··· Records supplied ···

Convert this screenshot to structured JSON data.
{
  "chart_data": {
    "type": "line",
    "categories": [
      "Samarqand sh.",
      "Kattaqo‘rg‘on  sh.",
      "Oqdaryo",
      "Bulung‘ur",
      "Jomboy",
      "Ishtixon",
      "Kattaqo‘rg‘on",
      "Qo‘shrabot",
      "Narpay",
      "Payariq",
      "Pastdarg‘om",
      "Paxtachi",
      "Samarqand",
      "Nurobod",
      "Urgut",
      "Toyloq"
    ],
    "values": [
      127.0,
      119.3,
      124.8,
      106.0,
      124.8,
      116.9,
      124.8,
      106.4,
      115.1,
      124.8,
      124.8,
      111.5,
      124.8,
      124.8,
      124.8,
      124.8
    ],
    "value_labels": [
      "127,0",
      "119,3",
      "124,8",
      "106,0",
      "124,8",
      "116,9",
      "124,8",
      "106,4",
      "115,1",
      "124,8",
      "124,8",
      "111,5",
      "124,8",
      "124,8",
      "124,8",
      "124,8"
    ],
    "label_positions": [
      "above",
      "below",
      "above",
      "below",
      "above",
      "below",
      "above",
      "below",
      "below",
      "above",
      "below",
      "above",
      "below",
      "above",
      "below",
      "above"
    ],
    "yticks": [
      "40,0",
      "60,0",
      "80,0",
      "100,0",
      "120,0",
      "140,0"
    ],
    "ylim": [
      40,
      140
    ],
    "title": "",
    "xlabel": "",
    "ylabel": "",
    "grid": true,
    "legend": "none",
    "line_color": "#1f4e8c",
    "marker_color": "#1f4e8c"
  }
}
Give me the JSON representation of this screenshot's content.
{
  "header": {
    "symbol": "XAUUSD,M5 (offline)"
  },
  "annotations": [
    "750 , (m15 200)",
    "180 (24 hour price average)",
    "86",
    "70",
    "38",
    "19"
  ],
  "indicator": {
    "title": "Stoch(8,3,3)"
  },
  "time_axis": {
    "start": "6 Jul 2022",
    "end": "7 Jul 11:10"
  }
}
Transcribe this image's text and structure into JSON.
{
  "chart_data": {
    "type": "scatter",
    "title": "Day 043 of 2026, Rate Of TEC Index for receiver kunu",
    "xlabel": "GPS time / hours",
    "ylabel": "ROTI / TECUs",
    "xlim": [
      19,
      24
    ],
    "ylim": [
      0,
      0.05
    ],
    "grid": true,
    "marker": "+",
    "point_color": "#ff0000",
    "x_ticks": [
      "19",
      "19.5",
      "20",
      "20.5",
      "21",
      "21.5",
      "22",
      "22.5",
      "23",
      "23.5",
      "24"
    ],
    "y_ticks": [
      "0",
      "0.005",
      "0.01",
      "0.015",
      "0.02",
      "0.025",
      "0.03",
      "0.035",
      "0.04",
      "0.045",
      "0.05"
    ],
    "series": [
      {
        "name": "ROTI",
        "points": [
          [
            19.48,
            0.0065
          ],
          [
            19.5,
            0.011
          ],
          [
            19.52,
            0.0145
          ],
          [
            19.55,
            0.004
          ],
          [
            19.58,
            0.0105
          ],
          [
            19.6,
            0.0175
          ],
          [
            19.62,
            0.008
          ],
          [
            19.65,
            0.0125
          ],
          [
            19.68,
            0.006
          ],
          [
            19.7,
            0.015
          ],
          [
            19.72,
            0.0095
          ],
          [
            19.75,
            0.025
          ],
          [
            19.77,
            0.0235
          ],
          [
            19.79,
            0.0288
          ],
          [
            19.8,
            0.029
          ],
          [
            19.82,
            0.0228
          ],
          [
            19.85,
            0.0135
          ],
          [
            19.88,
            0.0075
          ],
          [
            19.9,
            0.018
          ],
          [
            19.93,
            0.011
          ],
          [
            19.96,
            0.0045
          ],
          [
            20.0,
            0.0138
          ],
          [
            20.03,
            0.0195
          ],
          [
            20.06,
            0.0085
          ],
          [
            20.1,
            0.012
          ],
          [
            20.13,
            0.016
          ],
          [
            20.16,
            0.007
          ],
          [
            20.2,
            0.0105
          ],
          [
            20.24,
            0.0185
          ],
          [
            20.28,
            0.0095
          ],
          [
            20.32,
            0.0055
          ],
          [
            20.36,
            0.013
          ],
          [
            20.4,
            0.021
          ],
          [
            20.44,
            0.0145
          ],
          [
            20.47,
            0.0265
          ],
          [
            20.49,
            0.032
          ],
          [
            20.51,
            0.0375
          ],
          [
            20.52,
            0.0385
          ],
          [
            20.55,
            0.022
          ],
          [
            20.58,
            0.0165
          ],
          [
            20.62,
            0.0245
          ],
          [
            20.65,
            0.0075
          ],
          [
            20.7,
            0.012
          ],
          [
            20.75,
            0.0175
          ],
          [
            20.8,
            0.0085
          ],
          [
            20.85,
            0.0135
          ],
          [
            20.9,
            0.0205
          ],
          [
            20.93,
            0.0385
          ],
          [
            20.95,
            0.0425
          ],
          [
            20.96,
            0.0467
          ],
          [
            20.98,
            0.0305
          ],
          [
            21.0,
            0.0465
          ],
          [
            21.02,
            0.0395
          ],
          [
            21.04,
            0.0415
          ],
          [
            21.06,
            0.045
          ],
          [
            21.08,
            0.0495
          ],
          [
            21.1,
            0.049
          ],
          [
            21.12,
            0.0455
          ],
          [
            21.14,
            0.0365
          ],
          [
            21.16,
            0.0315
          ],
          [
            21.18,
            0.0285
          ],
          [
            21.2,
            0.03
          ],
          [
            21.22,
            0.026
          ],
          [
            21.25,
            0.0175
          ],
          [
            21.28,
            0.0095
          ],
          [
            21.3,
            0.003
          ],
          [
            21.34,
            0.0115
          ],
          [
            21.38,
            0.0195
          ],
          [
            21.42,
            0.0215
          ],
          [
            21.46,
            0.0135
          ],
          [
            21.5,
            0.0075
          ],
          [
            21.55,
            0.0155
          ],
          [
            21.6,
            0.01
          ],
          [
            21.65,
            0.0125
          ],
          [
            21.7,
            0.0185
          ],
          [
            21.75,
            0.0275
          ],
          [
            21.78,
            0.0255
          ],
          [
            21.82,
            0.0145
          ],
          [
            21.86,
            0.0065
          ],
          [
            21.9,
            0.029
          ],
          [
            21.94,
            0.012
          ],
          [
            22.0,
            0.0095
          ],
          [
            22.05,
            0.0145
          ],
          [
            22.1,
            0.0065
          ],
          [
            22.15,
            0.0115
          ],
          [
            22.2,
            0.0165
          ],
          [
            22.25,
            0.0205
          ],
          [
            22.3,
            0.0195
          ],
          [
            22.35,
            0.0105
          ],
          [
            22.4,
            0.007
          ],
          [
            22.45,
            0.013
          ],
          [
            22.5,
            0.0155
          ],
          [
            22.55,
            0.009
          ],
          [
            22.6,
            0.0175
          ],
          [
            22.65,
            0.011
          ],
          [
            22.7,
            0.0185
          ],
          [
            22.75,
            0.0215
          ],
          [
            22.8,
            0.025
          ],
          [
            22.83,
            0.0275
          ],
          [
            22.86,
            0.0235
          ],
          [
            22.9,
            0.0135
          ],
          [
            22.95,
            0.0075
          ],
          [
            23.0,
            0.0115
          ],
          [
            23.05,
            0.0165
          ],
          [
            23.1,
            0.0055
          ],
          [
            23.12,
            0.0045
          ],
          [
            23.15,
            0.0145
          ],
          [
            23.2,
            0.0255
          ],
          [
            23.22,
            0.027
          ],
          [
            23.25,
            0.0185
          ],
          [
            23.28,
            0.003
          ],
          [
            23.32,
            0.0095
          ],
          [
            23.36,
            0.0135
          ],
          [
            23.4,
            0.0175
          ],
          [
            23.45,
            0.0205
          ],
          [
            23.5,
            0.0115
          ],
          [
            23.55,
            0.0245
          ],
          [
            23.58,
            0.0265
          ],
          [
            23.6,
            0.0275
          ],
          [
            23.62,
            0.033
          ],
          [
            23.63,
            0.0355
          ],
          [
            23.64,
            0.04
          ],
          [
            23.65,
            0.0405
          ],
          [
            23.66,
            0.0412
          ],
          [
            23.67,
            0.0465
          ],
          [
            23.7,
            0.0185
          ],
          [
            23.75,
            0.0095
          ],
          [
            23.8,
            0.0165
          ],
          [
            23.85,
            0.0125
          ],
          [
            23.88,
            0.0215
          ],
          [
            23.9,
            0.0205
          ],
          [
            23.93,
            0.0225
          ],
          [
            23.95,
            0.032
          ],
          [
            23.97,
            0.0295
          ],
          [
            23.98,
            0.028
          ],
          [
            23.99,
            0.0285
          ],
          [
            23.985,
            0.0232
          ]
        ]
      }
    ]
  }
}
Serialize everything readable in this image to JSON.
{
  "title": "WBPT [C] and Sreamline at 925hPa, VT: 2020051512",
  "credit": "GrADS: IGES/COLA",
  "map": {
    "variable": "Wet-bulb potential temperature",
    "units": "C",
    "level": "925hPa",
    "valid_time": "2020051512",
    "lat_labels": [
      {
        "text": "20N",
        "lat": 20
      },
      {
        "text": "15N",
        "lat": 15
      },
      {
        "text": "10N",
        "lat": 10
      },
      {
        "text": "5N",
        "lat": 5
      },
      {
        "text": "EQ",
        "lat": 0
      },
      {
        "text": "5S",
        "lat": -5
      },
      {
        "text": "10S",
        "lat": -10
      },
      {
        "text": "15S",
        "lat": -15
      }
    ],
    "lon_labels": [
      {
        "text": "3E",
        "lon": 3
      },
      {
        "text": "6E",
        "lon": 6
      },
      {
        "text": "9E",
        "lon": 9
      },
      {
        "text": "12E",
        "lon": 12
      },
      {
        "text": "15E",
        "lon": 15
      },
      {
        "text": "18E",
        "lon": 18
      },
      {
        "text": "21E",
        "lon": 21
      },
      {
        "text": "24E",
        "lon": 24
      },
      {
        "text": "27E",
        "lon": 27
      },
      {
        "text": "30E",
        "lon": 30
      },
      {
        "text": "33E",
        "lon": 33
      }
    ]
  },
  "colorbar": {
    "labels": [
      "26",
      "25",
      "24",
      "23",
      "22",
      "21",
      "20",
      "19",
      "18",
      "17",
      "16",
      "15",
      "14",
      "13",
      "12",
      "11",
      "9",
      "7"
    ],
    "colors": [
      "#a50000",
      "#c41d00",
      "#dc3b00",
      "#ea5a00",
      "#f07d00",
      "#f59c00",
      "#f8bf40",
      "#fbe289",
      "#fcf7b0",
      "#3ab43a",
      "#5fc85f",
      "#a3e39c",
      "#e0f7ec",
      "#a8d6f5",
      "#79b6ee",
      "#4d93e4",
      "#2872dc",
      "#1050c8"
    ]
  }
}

···

_Exercise directions:_ Copy all lines from the entries that contain the word "JSON".

_Response to the task:_
Convert this screenshot to structured JSON data.
Give me the JSON representation of this screenshot's content.
Transcribe this image's text and structure into JSON.
Serialize everything readable in this image to JSON.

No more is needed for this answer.